Entries supplied
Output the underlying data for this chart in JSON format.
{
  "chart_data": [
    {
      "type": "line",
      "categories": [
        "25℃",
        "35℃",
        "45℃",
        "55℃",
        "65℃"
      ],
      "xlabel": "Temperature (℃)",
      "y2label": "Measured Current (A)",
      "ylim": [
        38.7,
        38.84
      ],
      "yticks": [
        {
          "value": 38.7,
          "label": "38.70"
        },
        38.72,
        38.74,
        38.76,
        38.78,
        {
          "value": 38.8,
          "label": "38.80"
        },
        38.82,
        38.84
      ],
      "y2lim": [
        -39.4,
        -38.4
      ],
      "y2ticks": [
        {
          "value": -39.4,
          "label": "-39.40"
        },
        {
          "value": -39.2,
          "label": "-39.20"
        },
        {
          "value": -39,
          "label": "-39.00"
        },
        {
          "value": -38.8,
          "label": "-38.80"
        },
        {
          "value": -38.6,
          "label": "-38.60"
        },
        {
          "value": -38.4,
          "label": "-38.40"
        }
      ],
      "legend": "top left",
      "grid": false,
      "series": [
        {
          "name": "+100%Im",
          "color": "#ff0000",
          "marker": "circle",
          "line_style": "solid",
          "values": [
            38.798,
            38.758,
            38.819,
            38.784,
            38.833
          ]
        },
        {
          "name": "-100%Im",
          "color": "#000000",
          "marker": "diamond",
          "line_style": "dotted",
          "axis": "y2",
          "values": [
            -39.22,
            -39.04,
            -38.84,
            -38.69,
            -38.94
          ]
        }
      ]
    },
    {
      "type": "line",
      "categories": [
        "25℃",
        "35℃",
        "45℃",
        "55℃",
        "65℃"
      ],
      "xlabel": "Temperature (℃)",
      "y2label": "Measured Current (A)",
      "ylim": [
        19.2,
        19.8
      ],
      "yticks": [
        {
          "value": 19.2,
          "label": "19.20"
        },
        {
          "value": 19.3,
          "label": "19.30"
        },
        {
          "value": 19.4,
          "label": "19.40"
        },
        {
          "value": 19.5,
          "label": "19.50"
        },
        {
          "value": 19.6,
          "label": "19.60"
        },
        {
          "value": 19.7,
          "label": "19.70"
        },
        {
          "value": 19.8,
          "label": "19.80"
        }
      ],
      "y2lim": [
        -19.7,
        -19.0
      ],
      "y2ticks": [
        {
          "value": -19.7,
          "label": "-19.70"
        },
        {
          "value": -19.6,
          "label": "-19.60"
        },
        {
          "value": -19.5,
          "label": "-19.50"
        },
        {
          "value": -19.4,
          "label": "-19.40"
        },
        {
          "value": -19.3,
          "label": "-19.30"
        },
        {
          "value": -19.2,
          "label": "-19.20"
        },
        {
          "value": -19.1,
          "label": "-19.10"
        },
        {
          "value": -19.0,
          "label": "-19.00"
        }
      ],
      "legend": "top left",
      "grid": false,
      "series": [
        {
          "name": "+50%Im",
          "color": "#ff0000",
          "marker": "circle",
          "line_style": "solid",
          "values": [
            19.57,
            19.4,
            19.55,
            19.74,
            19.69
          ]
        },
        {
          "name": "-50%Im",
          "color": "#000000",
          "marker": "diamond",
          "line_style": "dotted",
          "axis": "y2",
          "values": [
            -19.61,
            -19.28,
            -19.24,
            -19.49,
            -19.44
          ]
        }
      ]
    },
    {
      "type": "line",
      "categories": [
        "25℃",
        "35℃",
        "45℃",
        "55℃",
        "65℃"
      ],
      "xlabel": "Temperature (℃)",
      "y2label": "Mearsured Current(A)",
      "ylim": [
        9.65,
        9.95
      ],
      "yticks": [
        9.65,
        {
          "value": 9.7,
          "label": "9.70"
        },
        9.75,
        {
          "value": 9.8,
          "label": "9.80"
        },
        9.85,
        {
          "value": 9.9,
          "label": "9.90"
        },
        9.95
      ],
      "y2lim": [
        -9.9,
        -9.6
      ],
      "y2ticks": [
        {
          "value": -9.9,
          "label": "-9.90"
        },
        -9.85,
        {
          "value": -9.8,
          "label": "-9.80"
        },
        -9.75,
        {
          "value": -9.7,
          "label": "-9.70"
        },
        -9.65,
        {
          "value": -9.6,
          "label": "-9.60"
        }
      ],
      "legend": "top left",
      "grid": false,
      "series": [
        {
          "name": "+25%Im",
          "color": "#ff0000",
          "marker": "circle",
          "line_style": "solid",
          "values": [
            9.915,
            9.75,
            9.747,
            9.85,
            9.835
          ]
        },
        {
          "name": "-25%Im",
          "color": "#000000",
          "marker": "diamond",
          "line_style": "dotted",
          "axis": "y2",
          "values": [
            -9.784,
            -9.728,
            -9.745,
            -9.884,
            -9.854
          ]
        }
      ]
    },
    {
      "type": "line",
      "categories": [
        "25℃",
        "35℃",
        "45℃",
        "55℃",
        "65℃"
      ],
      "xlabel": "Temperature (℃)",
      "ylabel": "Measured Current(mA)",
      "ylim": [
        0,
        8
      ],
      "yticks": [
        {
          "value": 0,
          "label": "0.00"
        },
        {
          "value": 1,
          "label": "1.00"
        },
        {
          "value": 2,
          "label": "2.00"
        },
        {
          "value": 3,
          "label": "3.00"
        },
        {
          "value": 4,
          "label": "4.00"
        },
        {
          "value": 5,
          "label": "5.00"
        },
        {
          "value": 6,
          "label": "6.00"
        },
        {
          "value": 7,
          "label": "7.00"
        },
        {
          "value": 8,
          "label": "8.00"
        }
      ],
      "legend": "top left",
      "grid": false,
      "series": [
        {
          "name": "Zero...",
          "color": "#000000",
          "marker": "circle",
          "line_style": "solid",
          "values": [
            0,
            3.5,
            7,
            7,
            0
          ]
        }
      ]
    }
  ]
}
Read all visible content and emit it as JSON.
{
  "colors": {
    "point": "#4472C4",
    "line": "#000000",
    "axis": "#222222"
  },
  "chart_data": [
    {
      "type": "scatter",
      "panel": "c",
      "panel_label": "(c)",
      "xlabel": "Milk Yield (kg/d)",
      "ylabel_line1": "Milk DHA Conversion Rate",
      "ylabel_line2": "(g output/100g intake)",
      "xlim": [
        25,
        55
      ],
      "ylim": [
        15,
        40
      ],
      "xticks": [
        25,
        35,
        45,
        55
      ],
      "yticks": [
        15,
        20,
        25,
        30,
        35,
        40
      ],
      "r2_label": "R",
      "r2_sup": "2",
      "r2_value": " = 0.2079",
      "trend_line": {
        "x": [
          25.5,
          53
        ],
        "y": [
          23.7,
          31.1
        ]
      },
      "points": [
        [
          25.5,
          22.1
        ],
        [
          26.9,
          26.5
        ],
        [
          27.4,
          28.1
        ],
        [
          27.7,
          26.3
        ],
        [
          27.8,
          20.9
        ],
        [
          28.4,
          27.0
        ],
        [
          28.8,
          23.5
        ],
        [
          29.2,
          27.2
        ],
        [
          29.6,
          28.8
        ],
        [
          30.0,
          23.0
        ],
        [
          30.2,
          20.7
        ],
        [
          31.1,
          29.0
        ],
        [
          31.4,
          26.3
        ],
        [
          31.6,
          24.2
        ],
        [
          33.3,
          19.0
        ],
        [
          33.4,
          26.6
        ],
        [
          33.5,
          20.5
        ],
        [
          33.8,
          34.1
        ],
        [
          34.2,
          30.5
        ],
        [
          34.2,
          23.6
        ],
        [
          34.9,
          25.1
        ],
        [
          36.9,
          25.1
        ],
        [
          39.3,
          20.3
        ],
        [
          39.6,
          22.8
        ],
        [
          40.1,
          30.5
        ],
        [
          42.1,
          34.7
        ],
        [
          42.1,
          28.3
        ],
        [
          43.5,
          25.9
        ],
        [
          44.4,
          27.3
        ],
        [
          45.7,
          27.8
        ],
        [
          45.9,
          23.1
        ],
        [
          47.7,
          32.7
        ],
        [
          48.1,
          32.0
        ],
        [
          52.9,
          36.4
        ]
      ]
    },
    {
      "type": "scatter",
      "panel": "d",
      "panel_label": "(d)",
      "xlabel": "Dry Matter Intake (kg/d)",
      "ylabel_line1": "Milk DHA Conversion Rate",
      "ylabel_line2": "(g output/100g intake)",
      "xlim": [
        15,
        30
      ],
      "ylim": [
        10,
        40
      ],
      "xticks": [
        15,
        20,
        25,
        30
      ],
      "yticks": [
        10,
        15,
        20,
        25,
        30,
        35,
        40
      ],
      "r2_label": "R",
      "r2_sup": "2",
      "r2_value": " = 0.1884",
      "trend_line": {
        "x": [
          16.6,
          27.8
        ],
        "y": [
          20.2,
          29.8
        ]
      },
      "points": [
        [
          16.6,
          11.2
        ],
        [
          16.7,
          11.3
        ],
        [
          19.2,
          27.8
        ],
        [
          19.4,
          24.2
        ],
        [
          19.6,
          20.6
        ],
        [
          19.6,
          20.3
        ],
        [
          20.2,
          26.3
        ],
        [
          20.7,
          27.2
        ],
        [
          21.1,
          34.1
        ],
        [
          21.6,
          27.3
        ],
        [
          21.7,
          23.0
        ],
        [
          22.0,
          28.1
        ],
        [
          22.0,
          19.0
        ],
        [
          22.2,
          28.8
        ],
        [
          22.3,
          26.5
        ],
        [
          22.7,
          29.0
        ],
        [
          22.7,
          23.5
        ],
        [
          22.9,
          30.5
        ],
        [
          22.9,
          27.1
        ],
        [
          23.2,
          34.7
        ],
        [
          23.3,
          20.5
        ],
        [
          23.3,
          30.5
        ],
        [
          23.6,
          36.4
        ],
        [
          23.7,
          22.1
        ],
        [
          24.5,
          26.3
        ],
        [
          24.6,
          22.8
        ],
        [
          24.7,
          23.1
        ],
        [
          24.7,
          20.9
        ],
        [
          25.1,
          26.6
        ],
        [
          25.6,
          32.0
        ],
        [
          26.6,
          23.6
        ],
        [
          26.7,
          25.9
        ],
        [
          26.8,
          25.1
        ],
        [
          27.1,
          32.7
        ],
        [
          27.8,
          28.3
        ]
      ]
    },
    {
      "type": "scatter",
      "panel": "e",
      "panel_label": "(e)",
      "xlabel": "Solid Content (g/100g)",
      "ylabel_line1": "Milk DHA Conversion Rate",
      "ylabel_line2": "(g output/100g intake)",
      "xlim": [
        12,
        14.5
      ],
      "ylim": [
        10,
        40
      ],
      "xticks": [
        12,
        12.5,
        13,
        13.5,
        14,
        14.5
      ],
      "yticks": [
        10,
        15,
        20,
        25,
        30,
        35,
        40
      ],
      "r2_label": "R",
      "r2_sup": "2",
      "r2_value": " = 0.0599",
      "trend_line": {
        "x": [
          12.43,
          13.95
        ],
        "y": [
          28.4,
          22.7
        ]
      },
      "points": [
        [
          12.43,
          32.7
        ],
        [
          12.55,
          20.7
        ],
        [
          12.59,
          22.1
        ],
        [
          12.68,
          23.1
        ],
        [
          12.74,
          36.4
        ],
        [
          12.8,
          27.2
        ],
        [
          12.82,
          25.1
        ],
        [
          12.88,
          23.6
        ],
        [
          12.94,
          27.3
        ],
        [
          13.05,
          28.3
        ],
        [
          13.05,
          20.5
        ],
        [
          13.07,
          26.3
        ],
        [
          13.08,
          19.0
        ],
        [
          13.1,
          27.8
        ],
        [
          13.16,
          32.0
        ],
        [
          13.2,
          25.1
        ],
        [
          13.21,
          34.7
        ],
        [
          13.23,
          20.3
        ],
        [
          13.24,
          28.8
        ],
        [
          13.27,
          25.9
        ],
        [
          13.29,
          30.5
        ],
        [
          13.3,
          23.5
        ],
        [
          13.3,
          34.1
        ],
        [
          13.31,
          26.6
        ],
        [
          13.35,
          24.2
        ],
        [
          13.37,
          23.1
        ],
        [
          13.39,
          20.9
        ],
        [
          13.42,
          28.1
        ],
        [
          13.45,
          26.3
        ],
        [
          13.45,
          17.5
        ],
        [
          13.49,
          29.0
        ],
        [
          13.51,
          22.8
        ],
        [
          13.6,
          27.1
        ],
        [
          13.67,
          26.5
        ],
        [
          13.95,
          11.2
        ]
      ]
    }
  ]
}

What to produce
Find how many lines in the records contain the string "name", then give the number alone.

Expected answer
7